## AIM OF THE EXERCISE
Each line that holds the word "SIMD" is to be identified and copied.

## DATASET ROWS
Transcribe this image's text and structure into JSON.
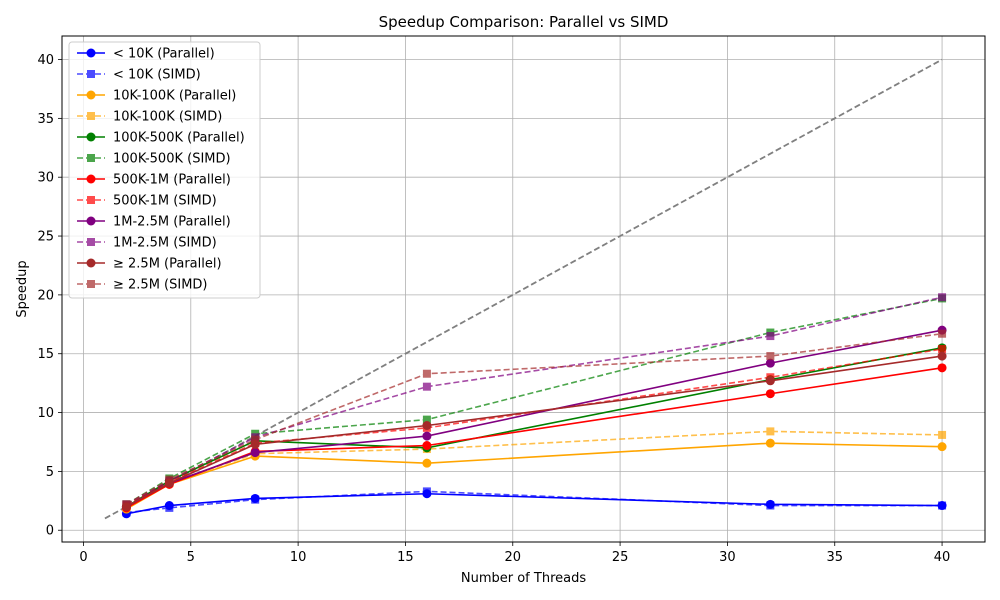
{
  "chart_data": {
    "type": "line",
    "title": "Speedup Comparison: Parallel vs SIMD",
    "xlabel": "Number of Threads",
    "ylabel": "Speedup",
    "xlim": [
      -1,
      42
    ],
    "ylim": [
      -1,
      42
    ],
    "xticks": [
      0,
      5,
      10,
      15,
      20,
      25,
      30,
      35,
      40
    ],
    "yticks": [
      0,
      5,
      10,
      15,
      20,
      25,
      30,
      35,
      40
    ],
    "grid": true,
    "legend_position": "top-left",
    "x": [
      2,
      4,
      8,
      16,
      32,
      40
    ],
    "reference_line": {
      "x": [
        1,
        40
      ],
      "y": [
        1,
        40
      ],
      "color": "#808080",
      "dashed": true
    },
    "series": [
      {
        "name": "< 10K (Parallel)",
        "color": "#0000ff",
        "dashed": false,
        "marker": "circle",
        "values": [
          1.4,
          2.1,
          2.7,
          3.1,
          2.2,
          2.1
        ]
      },
      {
        "name": "< 10K (SIMD)",
        "color": "#0000ff",
        "dashed": true,
        "marker": "square",
        "values": [
          1.5,
          1.9,
          2.6,
          3.3,
          2.1,
          2.1
        ]
      },
      {
        "name": "10K-100K (Parallel)",
        "color": "#ffa500",
        "dashed": false,
        "marker": "circle",
        "values": [
          1.8,
          3.9,
          6.3,
          5.7,
          7.4,
          7.1
        ]
      },
      {
        "name": "10K-100K (SIMD)",
        "color": "#ffa500",
        "dashed": true,
        "marker": "square",
        "values": [
          2.0,
          4.0,
          6.5,
          6.9,
          8.4,
          8.1
        ]
      },
      {
        "name": "100K-500K (Parallel)",
        "color": "#008000",
        "dashed": false,
        "marker": "circle",
        "values": [
          2.0,
          4.2,
          7.6,
          7.0,
          12.8,
          15.5
        ]
      },
      {
        "name": "100K-500K (SIMD)",
        "color": "#008000",
        "dashed": true,
        "marker": "square",
        "values": [
          2.2,
          4.4,
          8.2,
          9.4,
          16.8,
          19.7
        ]
      },
      {
        "name": "500K-1M (Parallel)",
        "color": "#ff0000",
        "dashed": false,
        "marker": "circle",
        "values": [
          1.9,
          3.9,
          6.7,
          7.2,
          11.6,
          13.8
        ]
      },
      {
        "name": "500K-1M (SIMD)",
        "color": "#ff0000",
        "dashed": true,
        "marker": "square",
        "values": [
          2.1,
          4.1,
          7.4,
          8.7,
          13.0,
          15.4
        ]
      },
      {
        "name": "1M-2.5M (Parallel)",
        "color": "#800080",
        "dashed": false,
        "marker": "circle",
        "values": [
          2.0,
          4.0,
          6.6,
          8.0,
          14.2,
          17.0
        ]
      },
      {
        "name": "1M-2.5M (SIMD)",
        "color": "#800080",
        "dashed": true,
        "marker": "square",
        "values": [
          2.2,
          4.2,
          7.9,
          12.2,
          16.5,
          19.8
        ]
      },
      {
        "name": "≥ 2.5M (Parallel)",
        "color": "#a52a2a",
        "dashed": false,
        "marker": "circle",
        "values": [
          2.0,
          4.0,
          7.3,
          8.9,
          12.7,
          14.8
        ]
      },
      {
        "name": "≥ 2.5M (SIMD)",
        "color": "#a52a2a",
        "dashed": true,
        "marker": "square",
        "values": [
          2.2,
          4.3,
          7.7,
          13.3,
          14.8,
          16.7
        ]
      }
    ]
  }
}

## TASK ANSWER
    "title": "Speedup Comparison: Parallel vs SIMD",
        "name": "< 10K (SIMD)",
        "name": "10K-100K (SIMD)",
        "name": "100K-500K (SIMD)",
        "name": "500K-1M (SIMD)",
        "name": "1M-2.5M (SIMD)",
        "name": "≥ 2.5M (SIMD)",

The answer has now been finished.